# MATERIAL SHOWN start

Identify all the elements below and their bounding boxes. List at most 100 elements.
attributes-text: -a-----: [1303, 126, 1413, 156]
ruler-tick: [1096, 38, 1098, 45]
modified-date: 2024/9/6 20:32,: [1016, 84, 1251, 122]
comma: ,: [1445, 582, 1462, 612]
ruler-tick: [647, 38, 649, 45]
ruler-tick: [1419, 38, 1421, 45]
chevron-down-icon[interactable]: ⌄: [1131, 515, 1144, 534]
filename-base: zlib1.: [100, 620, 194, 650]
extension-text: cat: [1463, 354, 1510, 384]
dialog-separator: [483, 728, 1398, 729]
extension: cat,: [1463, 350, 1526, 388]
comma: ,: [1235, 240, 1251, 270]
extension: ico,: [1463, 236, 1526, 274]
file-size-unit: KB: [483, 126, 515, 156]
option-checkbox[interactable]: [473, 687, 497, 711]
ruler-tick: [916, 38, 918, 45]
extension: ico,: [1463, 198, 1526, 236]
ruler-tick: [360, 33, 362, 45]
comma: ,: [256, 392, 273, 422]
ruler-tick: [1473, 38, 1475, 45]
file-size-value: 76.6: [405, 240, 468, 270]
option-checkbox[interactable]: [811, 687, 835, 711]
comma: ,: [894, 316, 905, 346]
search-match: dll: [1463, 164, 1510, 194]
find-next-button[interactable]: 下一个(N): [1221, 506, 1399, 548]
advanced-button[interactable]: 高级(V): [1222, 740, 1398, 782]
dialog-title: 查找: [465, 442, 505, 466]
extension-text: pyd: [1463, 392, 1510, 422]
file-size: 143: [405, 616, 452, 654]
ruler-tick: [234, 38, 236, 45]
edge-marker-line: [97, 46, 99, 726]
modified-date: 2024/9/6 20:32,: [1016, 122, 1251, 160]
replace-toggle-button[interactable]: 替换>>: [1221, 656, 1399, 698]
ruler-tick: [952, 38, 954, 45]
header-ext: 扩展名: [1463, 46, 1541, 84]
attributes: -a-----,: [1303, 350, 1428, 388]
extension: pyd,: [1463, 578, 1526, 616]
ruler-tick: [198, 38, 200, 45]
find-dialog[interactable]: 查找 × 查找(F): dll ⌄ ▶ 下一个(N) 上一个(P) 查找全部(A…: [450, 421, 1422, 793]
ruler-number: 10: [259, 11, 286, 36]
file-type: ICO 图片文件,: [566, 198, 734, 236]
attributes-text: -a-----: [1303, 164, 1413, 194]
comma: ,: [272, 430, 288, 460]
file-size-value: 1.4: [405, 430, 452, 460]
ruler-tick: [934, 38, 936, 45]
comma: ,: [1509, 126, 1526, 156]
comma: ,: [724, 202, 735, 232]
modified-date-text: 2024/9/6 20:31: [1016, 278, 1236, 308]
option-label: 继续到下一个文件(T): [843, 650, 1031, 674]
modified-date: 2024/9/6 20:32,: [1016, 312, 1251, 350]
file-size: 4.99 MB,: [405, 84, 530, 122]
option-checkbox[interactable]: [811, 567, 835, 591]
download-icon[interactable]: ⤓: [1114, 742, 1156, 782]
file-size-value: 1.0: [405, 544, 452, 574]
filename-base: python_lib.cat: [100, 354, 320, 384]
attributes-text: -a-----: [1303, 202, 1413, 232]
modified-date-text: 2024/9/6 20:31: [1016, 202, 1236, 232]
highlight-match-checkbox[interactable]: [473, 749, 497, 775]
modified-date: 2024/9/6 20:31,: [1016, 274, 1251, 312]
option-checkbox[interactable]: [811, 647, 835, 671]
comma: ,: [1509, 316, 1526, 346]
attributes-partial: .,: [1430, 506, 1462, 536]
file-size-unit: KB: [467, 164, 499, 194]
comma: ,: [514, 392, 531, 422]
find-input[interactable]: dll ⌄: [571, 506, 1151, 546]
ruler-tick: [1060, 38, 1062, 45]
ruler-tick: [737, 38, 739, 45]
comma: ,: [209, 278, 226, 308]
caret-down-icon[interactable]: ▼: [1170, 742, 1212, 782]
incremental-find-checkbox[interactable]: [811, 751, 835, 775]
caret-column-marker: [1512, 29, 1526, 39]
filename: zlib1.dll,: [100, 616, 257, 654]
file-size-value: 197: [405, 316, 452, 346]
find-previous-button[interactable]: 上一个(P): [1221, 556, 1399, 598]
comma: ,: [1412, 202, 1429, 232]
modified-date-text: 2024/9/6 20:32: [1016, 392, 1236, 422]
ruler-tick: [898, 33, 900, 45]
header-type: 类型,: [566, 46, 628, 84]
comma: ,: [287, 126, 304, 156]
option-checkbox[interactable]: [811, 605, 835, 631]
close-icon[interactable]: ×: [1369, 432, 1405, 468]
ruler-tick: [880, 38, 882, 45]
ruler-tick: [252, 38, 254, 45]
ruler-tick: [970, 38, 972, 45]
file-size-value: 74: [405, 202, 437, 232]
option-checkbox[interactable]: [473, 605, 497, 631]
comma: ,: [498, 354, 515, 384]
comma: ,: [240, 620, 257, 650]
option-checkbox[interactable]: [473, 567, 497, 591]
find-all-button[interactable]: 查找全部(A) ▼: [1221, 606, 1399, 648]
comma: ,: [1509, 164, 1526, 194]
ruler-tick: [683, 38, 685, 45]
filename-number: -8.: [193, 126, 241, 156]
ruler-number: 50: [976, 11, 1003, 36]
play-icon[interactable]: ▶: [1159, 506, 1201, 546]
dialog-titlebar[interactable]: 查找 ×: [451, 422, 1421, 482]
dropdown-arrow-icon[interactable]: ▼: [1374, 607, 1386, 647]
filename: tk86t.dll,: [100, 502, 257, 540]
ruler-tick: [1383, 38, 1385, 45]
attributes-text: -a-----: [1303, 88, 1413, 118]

# MATERIAL SHOWN end

**BRIEF**. Echo all of the lines above exactly as they appear.

**TASK OUTPUT**.
Identify all the elements below and their bounding boxes. List at most 100 elements.
attributes-text: -a-----: [1303, 126, 1413, 156]
ruler-tick: [1096, 38, 1098, 45]
modified-date: 2024/9/6 20:32,: [1016, 84, 1251, 122]
comma: ,: [1445, 582, 1462, 612]
ruler-tick: [647, 38, 649, 45]
ruler-tick: [1419, 38, 1421, 45]
chevron-down-icon[interactable]: ⌄: [1131, 515, 1144, 534]
filename-base: zlib1.: [100, 620, 194, 650]
extension-text: cat: [1463, 354, 1510, 384]
dialog-separator: [483, 728, 1398, 729]
extension: cat,: [1463, 350, 1526, 388]
comma: ,: [1235, 240, 1251, 270]
extension: ico,: [1463, 236, 1526, 274]
file-size-unit: KB: [483, 126, 515, 156]
option-checkbox[interactable]: [473, 687, 497, 711]
ruler-tick: [916, 38, 918, 45]
extension: ico,: [1463, 198, 1526, 236]
ruler-tick: [360, 33, 362, 45]
comma: ,: [256, 392, 273, 422]
ruler-tick: [1473, 38, 1475, 45]
file-size-value: 76.6: [405, 240, 468, 270]
option-checkbox[interactable]: [811, 687, 835, 711]
comma: ,: [894, 316, 905, 346]
search-match: dll: [1463, 164, 1510, 194]
find-next-button[interactable]: 下一个(N): [1221, 506, 1399, 548]
advanced-button[interactable]: 高级(V): [1222, 740, 1398, 782]
dialog-title: 查找: [465, 442, 505, 466]
extension-text: pyd: [1463, 392, 1510, 422]
file-size: 143: [405, 616, 452, 654]
ruler-tick: [234, 38, 236, 45]
edge-marker-line: [97, 46, 99, 726]
modified-date: 2024/9/6 20:32,: [1016, 122, 1251, 160]
replace-toggle-button[interactable]: 替换>>: [1221, 656, 1399, 698]
ruler-tick: [952, 38, 954, 45]
header-ext: 扩展名: [1463, 46, 1541, 84]
attributes: -a-----,: [1303, 350, 1428, 388]
extension: pyd,: [1463, 578, 1526, 616]
ruler-tick: [198, 38, 200, 45]
find-dialog[interactable]: 查找 × 查找(F): dll ⌄ ▶ 下一个(N) 上一个(P) 查找全部(A…: [450, 421, 1422, 793]
ruler-number: 10: [259, 11, 286, 36]
file-type: ICO 图片文件,: [566, 198, 734, 236]
attributes-text: -a-----: [1303, 164, 1413, 194]
comma: ,: [272, 430, 288, 460]
file-size-value: 1.4: [405, 430, 452, 460]
ruler-tick: [934, 38, 936, 45]
comma: ,: [1509, 126, 1526, 156]
comma: ,: [724, 202, 735, 232]
modified-date-text: 2024/9/6 20:31: [1016, 278, 1236, 308]
option-label: 继续到下一个文件(T): [843, 650, 1031, 674]
modified-date: 2024/9/6 20:32,: [1016, 312, 1251, 350]
file-size: 4.99 MB,: [405, 84, 530, 122]
option-checkbox[interactable]: [811, 567, 835, 591]
download-icon[interactable]: ⤓: [1114, 742, 1156, 782]
file-size-value: 1.0: [405, 544, 452, 574]
filename-base: python_lib.cat: [100, 354, 320, 384]
attributes-text: -a-----: [1303, 202, 1413, 232]
modified-date-text: 2024/9/6 20:31: [1016, 202, 1236, 232]
highlight-match-checkbox[interactable]: [473, 749, 497, 775]
modified-date: 2024/9/6 20:31,: [1016, 274, 1251, 312]
option-checkbox[interactable]: [811, 647, 835, 671]
comma: ,: [1509, 316, 1526, 346]
attributes-partial: .,: [1430, 506, 1462, 536]
file-size-unit: KB: [467, 164, 499, 194]
comma: ,: [514, 392, 531, 422]
find-input[interactable]: dll ⌄: [571, 506, 1151, 546]
ruler-tick: [1060, 38, 1062, 45]
ruler-tick: [737, 38, 739, 45]
comma: ,: [209, 278, 226, 308]
caret-down-icon[interactable]: ▼: [1170, 742, 1212, 782]
incremental-find-checkbox[interactable]: [811, 751, 835, 775]
caret-column-marker: [1512, 29, 1526, 39]
filename: zlib1.dll,: [100, 616, 257, 654]
file-size-value: 197: [405, 316, 452, 346]
find-previous-button[interactable]: 上一个(P): [1221, 556, 1399, 598]
comma: ,: [1412, 202, 1429, 232]
modified-date-text: 2024/9/6 20:32: [1016, 392, 1236, 422]
ruler-tick: [898, 33, 900, 45]
header-type: 类型,: [566, 46, 628, 84]
comma: ,: [287, 126, 304, 156]
option-checkbox[interactable]: [811, 605, 835, 631]
close-icon[interactable]: ×: [1369, 432, 1405, 468]
ruler-tick: [880, 38, 882, 45]
ruler-tick: [252, 38, 254, 45]
ruler-tick: [970, 38, 972, 45]
file-size-value: 74: [405, 202, 437, 232]
option-checkbox[interactable]: [473, 605, 497, 631]
comma: ,: [498, 354, 515, 384]
comma: ,: [240, 620, 257, 650]
option-checkbox[interactable]: [473, 567, 497, 591]
find-all-button[interactable]: 查找全部(A) ▼: [1221, 606, 1399, 648]
comma: ,: [1509, 164, 1526, 194]
ruler-tick: [683, 38, 685, 45]
filename-number: -8.: [193, 126, 241, 156]
ruler-number: 50: [976, 11, 1003, 36]
play-icon[interactable]: ▶: [1159, 506, 1201, 546]
dialog-titlebar[interactable]: 查找 ×: [451, 422, 1421, 482]
dropdown-arrow-icon[interactable]: ▼: [1374, 607, 1386, 647]
filename: tk86t.dll,: [100, 502, 257, 540]
ruler-tick: [1383, 38, 1385, 45]
attributes-text: -a-----: [1303, 88, 1413, 118]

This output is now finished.